_Task statement_
Reproduce all of the data below without alteration; exclude every picture.

** START Dataset entries **

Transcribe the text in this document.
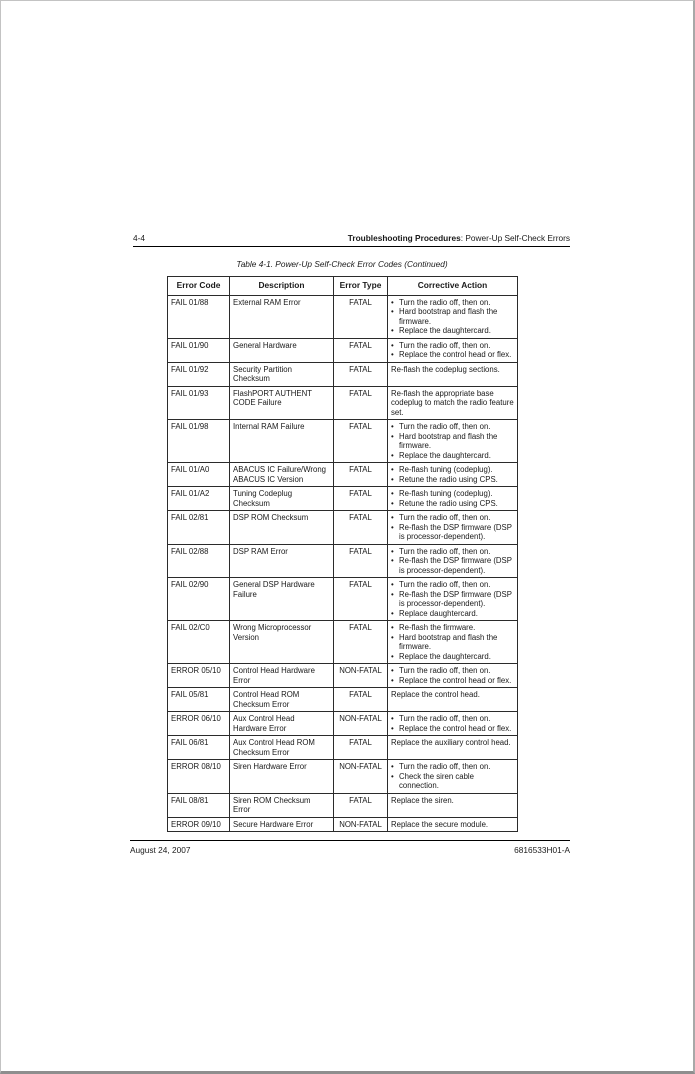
4-4	Troubleshooting Procedures: Power-Up Self-Check Errors
Table 4-1. Power-Up Self-Check Error Codes (Continued)
Error Code	Description	Error Type	Corrective Action
FAIL 01/88	External RAM Error	FATAL	• Turn the radio off, then on.
• Hard bootstrap and flash the firmware.
• Replace the daughtercard.

FAIL 01/90	General Hardware	FATAL	• Turn the radio off, then on.
• Replace the control head or flex.

FAIL 01/92	Security Partition Checksum	FATAL	Re-flash the codeplug sections.

FAIL 01/93	FlashPORT AUTHENT CODE Failure	FATAL	Re-flash the appropriate base codeplug to match the radio feature set.

FAIL 01/98	Internal RAM Failure	FATAL	• Turn the radio off, then on.
• Hard bootstrap and flash the firmware.
• Replace the daughtercard.

FAIL 01/A0	ABACUS IC Failure/Wrong ABACUS IC Version	FATAL	• Re-flash tuning (codeplug).
• Retune the radio using CPS.

FAIL 01/A2	Tuning Codeplug Checksum	FATAL	• Re-flash tuning (codeplug).
• Retune the radio using CPS.

FAIL 02/81	DSP ROM Checksum	FATAL	• Turn the radio off, then on.
• Re-flash the DSP firmware (DSP is processor-dependent).

FAIL 02/88	DSP RAM Error	FATAL	• Turn the radio off, then on.
• Re-flash the DSP firmware (DSP is processor-dependent).

FAIL 02/90	General DSP Hardware Failure	FATAL	• Turn the radio off, then on.
• Re-flash the DSP firmware (DSP is processor-dependent).
• Replace daughtercard.

FAIL 02/C0	Wrong Microprocessor Version	FATAL	• Re-flash the firmware.
• Hard bootstrap and flash the firmware.
• Replace the daughtercard.

ERROR 05/10	Control Head Hardware Error	NON-FATAL	• Turn the radio off, then on.
• Replace the control head or flex.

FAIL 05/81	Control Head ROM Checksum Error	FATAL	Replace the control head.

ERROR 06/10	Aux Control Head Hardware Error	NON-FATAL	• Turn the radio off, then on.
• Replace the control head or flex.

FAIL 06/81	Aux Control Head ROM Checksum Error	FATAL	Replace the auxiliary control head.

ERROR 08/10	Siren Hardware Error	NON-FATAL	• Turn the radio off, then on.
• Check the siren cable connection.

FAIL 08/81	Siren ROM Checksum Error	FATAL	Replace the siren.

ERROR 09/10	Secure Hardware Error	NON-FATAL	Replace the secure module.
August 24, 2007	6816533H01-A
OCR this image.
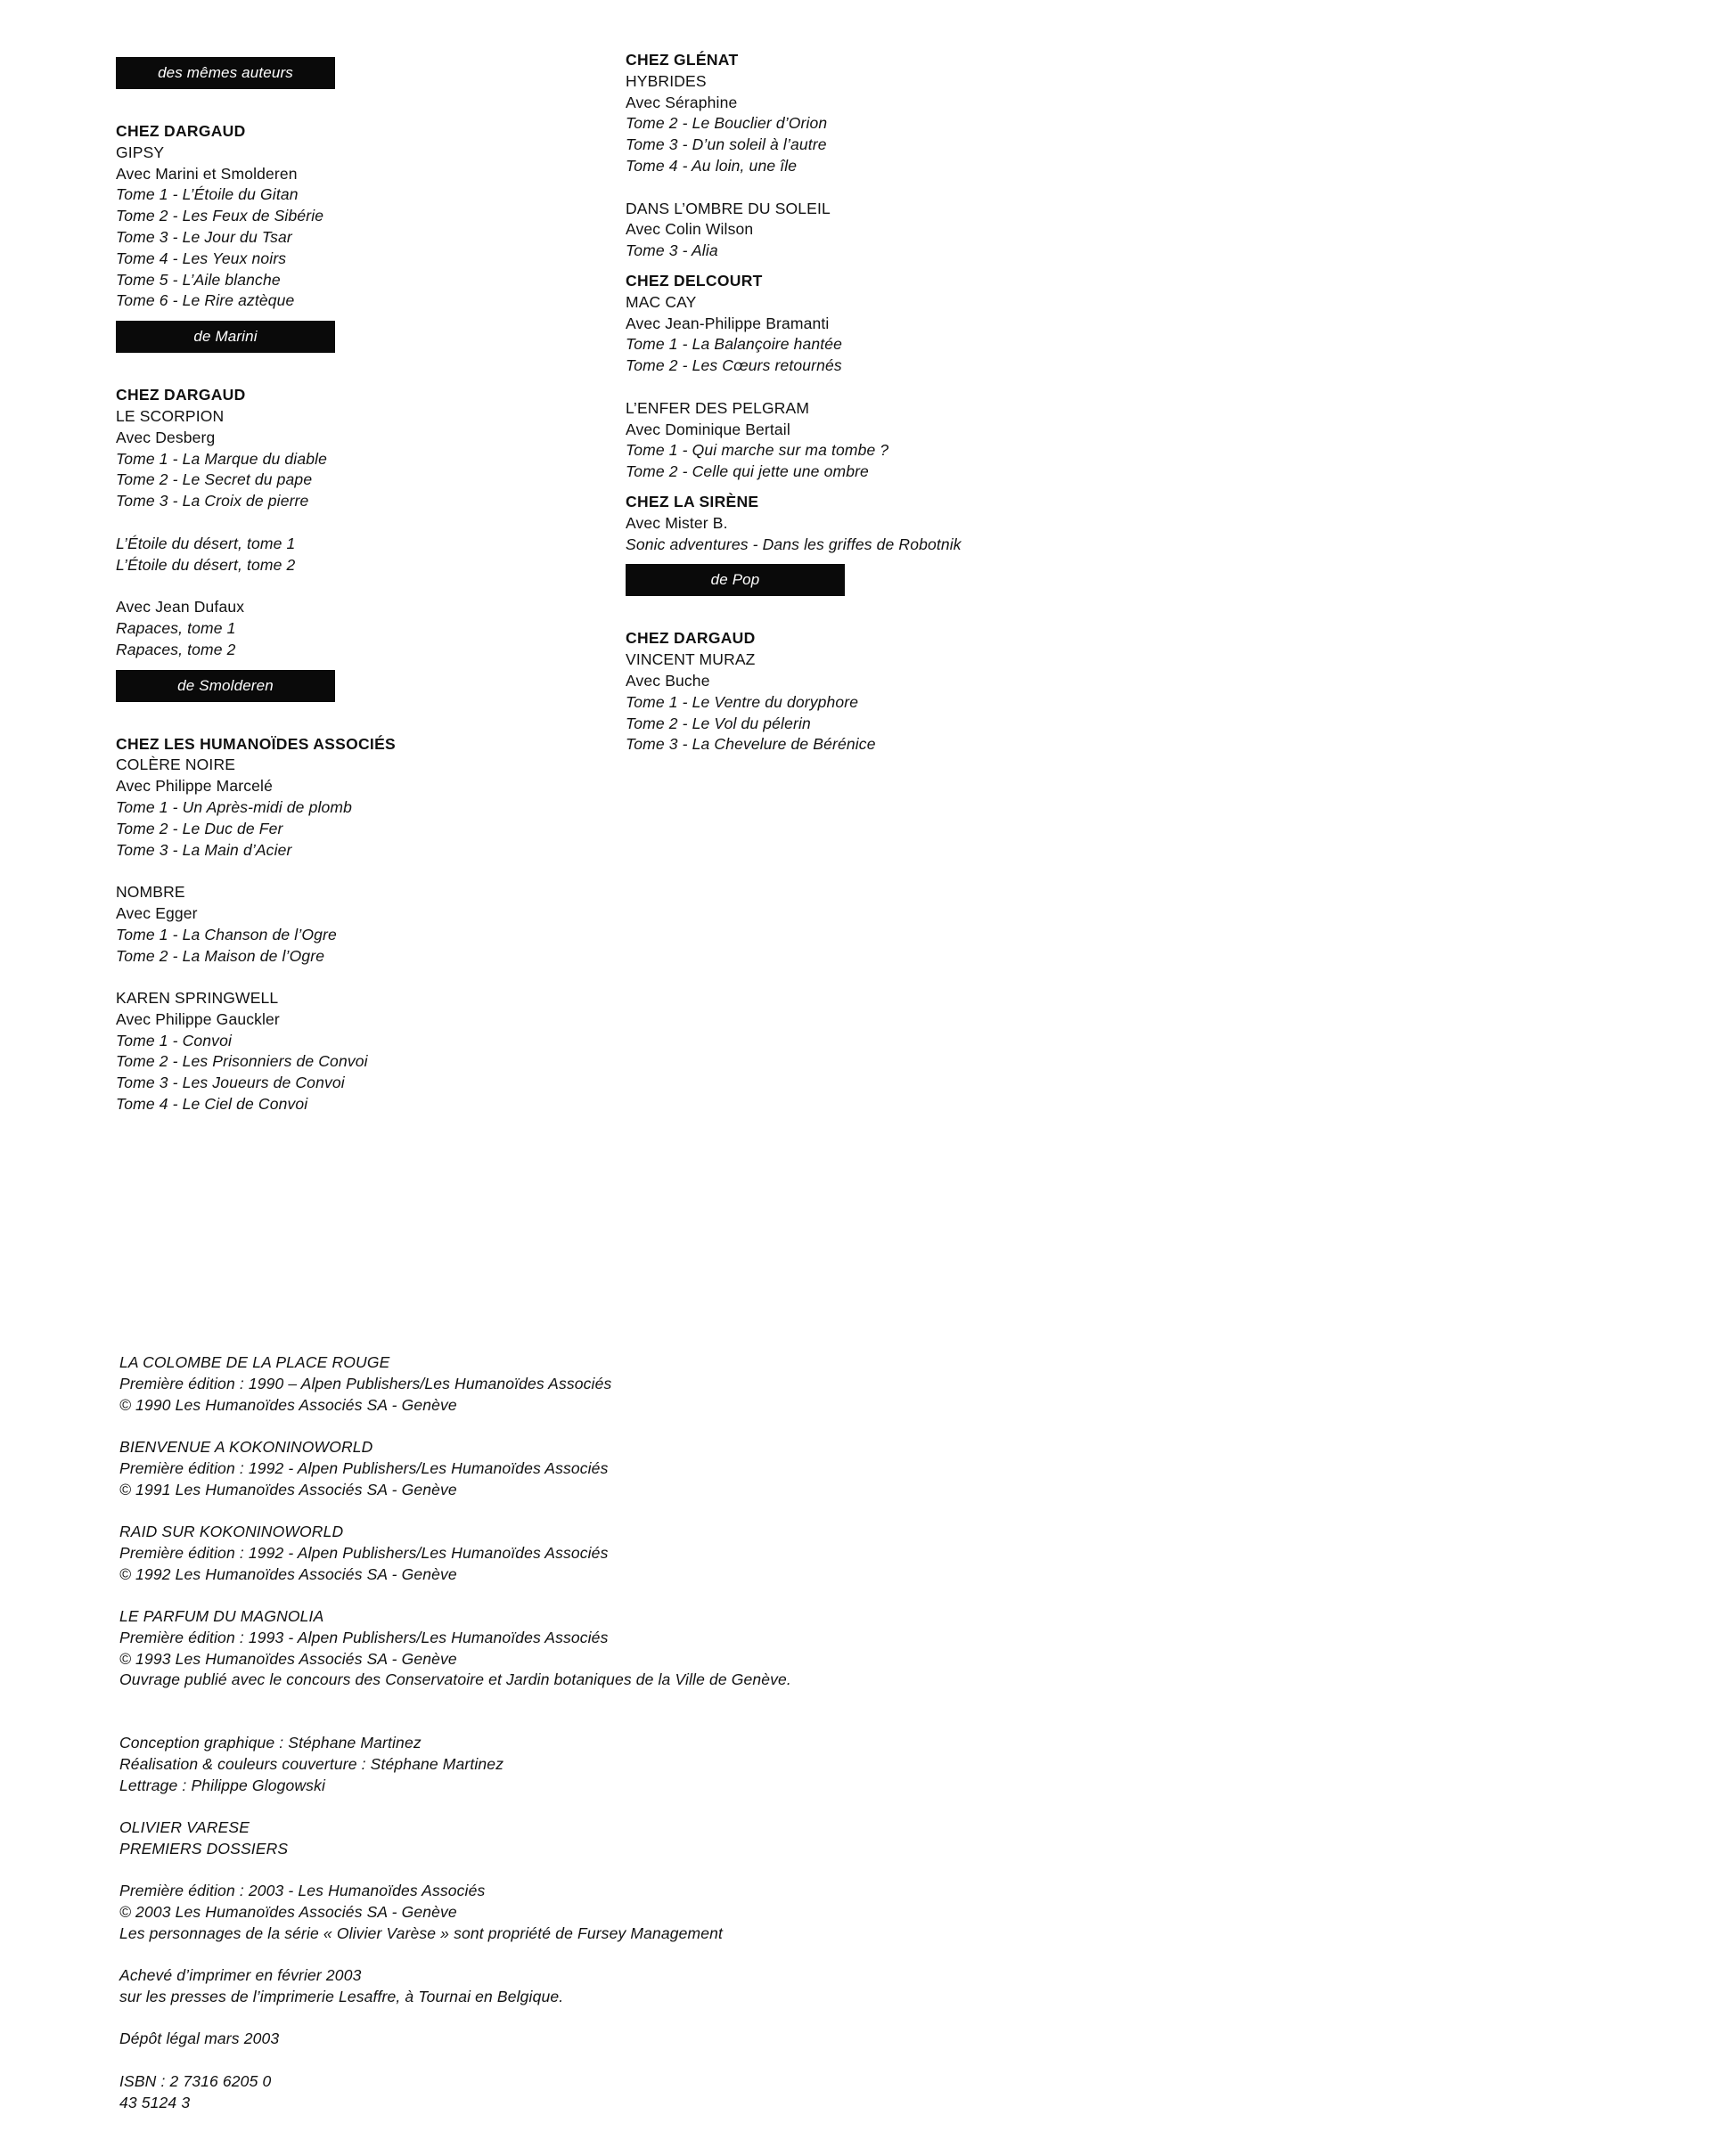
des mêmes auteurs
CHEZ DARGAUD
GIPSY
Avec Marini et Smolderen
Tome 1 - L’Étoile du Gitan
Tome 2 - Les Feux de Sibérie
Tome 3 - Le Jour du Tsar
Tome 4 - Les Yeux noirs
Tome 5 - L’Aile blanche
Tome 6 - Le Rire aztèque
de Marini
CHEZ DARGAUD
LE SCORPION
Avec Desberg
Tome 1 - La Marque du diable
Tome 2 - Le Secret du pape
Tome 3 - La Croix de pierre
L’Étoile du désert, tome 1
L’Étoile du désert, tome 2
Avec Jean Dufaux
Rapaces, tome 1
Rapaces, tome 2
de Smolderen
CHEZ LES HUMANOÏDES ASSOCIÉS
COLÈRE NOIRE
Avec Philippe Marcelé
Tome 1 - Un Après-midi de plomb
Tome 2 - Le Duc de Fer
Tome 3 - La Main d’Acier
NOMBRE
Avec Egger
Tome 1 - La Chanson de l’Ogre
Tome 2 - La Maison de l’Ogre
KAREN SPRINGWELL
Avec Philippe Gauckler
Tome 1 - Convoi
Tome 2 - Les Prisonniers de Convoi
Tome 3 - Les Joueurs de Convoi
Tome 4 - Le Ciel de Convoi
CHEZ GLÉNAT
HYBRIDES
Avec Séraphine
Tome 2 - Le Bouclier d’Orion
Tome 3 - D’un soleil à l’autre
Tome 4 - Au loin, une île
DANS L’OMBRE DU SOLEIL
Avec Colin Wilson
Tome 3 - Alia
CHEZ DELCOURT
MAC CAY
Avec Jean-Philippe Bramanti
Tome 1 - La Balançoire hantée
Tome 2 - Les Cœurs retournés
L’ENFER DES PELGRAM
Avec Dominique Bertail
Tome 1 - Qui marche sur ma tombe ?
Tome 2 - Celle qui jette une ombre
CHEZ LA SIRÈNE
Avec Mister B.
Sonic adventures - Dans les griffes de Robotnik
de Pop
CHEZ DARGAUD
VINCENT MURAZ
Avec Buche
Tome 1 - Le Ventre du doryphore
Tome 2 - Le Vol du pélerin
Tome 3 - La Chevelure de Bérénice
LA COLOMBE DE LA PLACE ROUGE
Première édition : 1990 – Alpen Publishers/Les Humanoïdes Associés
© 1990 Les Humanoïdes Associés SA - Genève
BIENVENUE A KOKONINOWORLD
Première édition : 1992 - Alpen Publishers/Les Humanoïdes Associés
© 1991 Les Humanoïdes Associés SA - Genève
RAID SUR KOKONINOWORLD
Première édition : 1992 - Alpen Publishers/Les Humanoïdes Associés
© 1992 Les Humanoïdes Associés SA - Genève
LE PARFUM DU MAGNOLIA
Première édition : 1993 - Alpen Publishers/Les Humanoïdes Associés
© 1993 Les Humanoïdes Associés SA - Genève
Ouvrage publié avec le concours des Conservatoire et Jardin botaniques de la Ville de Genève.
Conception graphique : Stéphane Martinez
Réalisation & couleurs couverture : Stéphane Martinez
Lettrage : Philippe Glogowski
OLIVIER VARESE
PREMIERS DOSSIERS
Première édition : 2003 - Les Humanoïdes Associés
© 2003 Les Humanoïdes Associés SA - Genève
Les personnages de la série « Olivier Varèse » sont propriété de Fursey Management
Achevé d’imprimer en février 2003
sur les presses de l’imprimerie Lesaffre, à Tournai en Belgique.
Dépôt légal mars 2003
ISBN : 2 7316 6205 0
43 5124 3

** END Dataset entries **

_Finished exercise_
Transcribe the text in this document.
4-4	Troubleshooting Procedures: Power-Up Self-Check Errors
Table 4-1. Power-Up Self-Check Error Codes (Continued)
Error Code	Description	Error Type	Corrective Action
FAIL 01/88	External RAM Error	FATAL	• Turn the radio off, then on.
• Hard bootstrap and flash the firmware.
• Replace the daughtercard.

FAIL 01/90	General Hardware	FATAL	• Turn the radio off, then on.
• Replace the control head or flex.

FAIL 01/92	Security Partition Checksum	FATAL	Re-flash the codeplug sections.

FAIL 01/93	FlashPORT AUTHENT CODE Failure	FATAL	Re-flash the appropriate base codeplug to match the radio feature set.

FAIL 01/98	Internal RAM Failure	FATAL	• Turn the radio off, then on.
• Hard bootstrap and flash the firmware.
• Replace the daughtercard.

FAIL 01/A0	ABACUS IC Failure/Wrong ABACUS IC Version	FATAL	• Re-flash tuning (codeplug).
• Retune the radio using CPS.

FAIL 01/A2	Tuning Codeplug Checksum	FATAL	• Re-flash tuning (codeplug).
• Retune the radio using CPS.

FAIL 02/81	DSP ROM Checksum	FATAL	• Turn the radio off, then on.
• Re-flash the DSP firmware (DSP is processor-dependent).

FAIL 02/88	DSP RAM Error	FATAL	• Turn the radio off, then on.
• Re-flash the DSP firmware (DSP is processor-dependent).

FAIL 02/90	General DSP Hardware Failure	FATAL	• Turn the radio off, then on.
• Re-flash the DSP firmware (DSP is processor-dependent).
• Replace daughtercard.

FAIL 02/C0	Wrong Microprocessor Version	FATAL	• Re-flash the firmware.
• Hard bootstrap and flash the firmware.
• Replace the daughtercard.

ERROR 05/10	Control Head Hardware Error	NON-FATAL	• Turn the radio off, then on.
• Replace the control head or flex.

FAIL 05/81	Control Head ROM Checksum Error	FATAL	Replace the control head.

ERROR 06/10	Aux Control Head Hardware Error	NON-FATAL	• Turn the radio off, then on.
• Replace the control head or flex.

FAIL 06/81	Aux Control Head ROM Checksum Error	FATAL	Replace the auxiliary control head.

ERROR 08/10	Siren Hardware Error	NON-FATAL	• Turn the radio off, then on.
• Check the siren cable connection.

FAIL 08/81	Siren ROM Checksum Error	FATAL	Replace the siren.

ERROR 09/10	Secure Hardware Error	NON-FATAL	Replace the secure module.
August 24, 2007	6816533H01-A
OCR this image.
des mêmes auteurs
CHEZ DARGAUD
GIPSY
Avec Marini et Smolderen
Tome 1 - L’Étoile du Gitan
Tome 2 - Les Feux de Sibérie
Tome 3 - Le Jour du Tsar
Tome 4 - Les Yeux noirs
Tome 5 - L’Aile blanche
Tome 6 - Le Rire aztèque
de Marini
CHEZ DARGAUD
LE SCORPION
Avec Desberg
Tome 1 - La Marque du diable
Tome 2 - Le Secret du pape
Tome 3 - La Croix de pierre
L’Étoile du désert, tome 1
L’Étoile du désert, tome 2
Avec Jean Dufaux
Rapaces, tome 1
Rapaces, tome 2
de Smolderen
CHEZ LES HUMANOÏDES ASSOCIÉS
COLÈRE NOIRE
Avec Philippe Marcelé
Tome 1 - Un Après-midi de plomb
Tome 2 - Le Duc de Fer
Tome 3 - La Main d’Acier
NOMBRE
Avec Egger
Tome 1 - La Chanson de l’Ogre
Tome 2 - La Maison de l’Ogre
KAREN SPRINGWELL
Avec Philippe Gauckler
Tome 1 - Convoi
Tome 2 - Les Prisonniers de Convoi
Tome 3 - Les Joueurs de Convoi
Tome 4 - Le Ciel de Convoi
CHEZ GLÉNAT
HYBRIDES
Avec Séraphine
Tome 2 - Le Bouclier d’Orion
Tome 3 - D’un soleil à l’autre
Tome 4 - Au loin, une île
DANS L’OMBRE DU SOLEIL
Avec Colin Wilson
Tome 3 - Alia
CHEZ DELCOURT
MAC CAY
Avec Jean-Philippe Bramanti
Tome 1 - La Balançoire hantée
Tome 2 - Les Cœurs retournés
L’ENFER DES PELGRAM
Avec Dominique Bertail
Tome 1 - Qui marche sur ma tombe ?
Tome 2 - Celle qui jette une ombre
CHEZ LA SIRÈNE
Avec Mister B.
Sonic adventures - Dans les griffes de Robotnik
de Pop
CHEZ DARGAUD
VINCENT MURAZ
Avec Buche
Tome 1 - Le Ventre du doryphore
Tome 2 - Le Vol du pélerin
Tome 3 - La Chevelure de Bérénice
LA COLOMBE DE LA PLACE ROUGE
Première édition : 1990 – Alpen Publishers/Les Humanoïdes Associés
© 1990 Les Humanoïdes Associés SA - Genève
BIENVENUE A KOKONINOWORLD
Première édition : 1992 - Alpen Publishers/Les Humanoïdes Associés
© 1991 Les Humanoïdes Associés SA - Genève
RAID SUR KOKONINOWORLD
Première édition : 1992 - Alpen Publishers/Les Humanoïdes Associés
© 1992 Les Humanoïdes Associés SA - Genève
LE PARFUM DU MAGNOLIA
Première édition : 1993 - Alpen Publishers/Les Humanoïdes Associés
© 1993 Les Humanoïdes Associés SA - Genève
Ouvrage publié avec le concours des Conservatoire et Jardin botaniques de la Ville de Genève.
Conception graphique : Stéphane Martinez
Réalisation & couleurs couverture : Stéphane Martinez
Lettrage : Philippe Glogowski
OLIVIER VARESE
PREMIERS DOSSIERS
Première édition : 2003 - Les Humanoïdes Associés
© 2003 Les Humanoïdes Associés SA - Genève
Les personnages de la série « Olivier Varèse » sont propriété de Fursey Management
Achevé d’imprimer en février 2003
sur les presses de l’imprimerie Lesaffre, à Tournai en Belgique.
Dépôt légal mars 2003
ISBN : 2 7316 6205 0
43 5124 3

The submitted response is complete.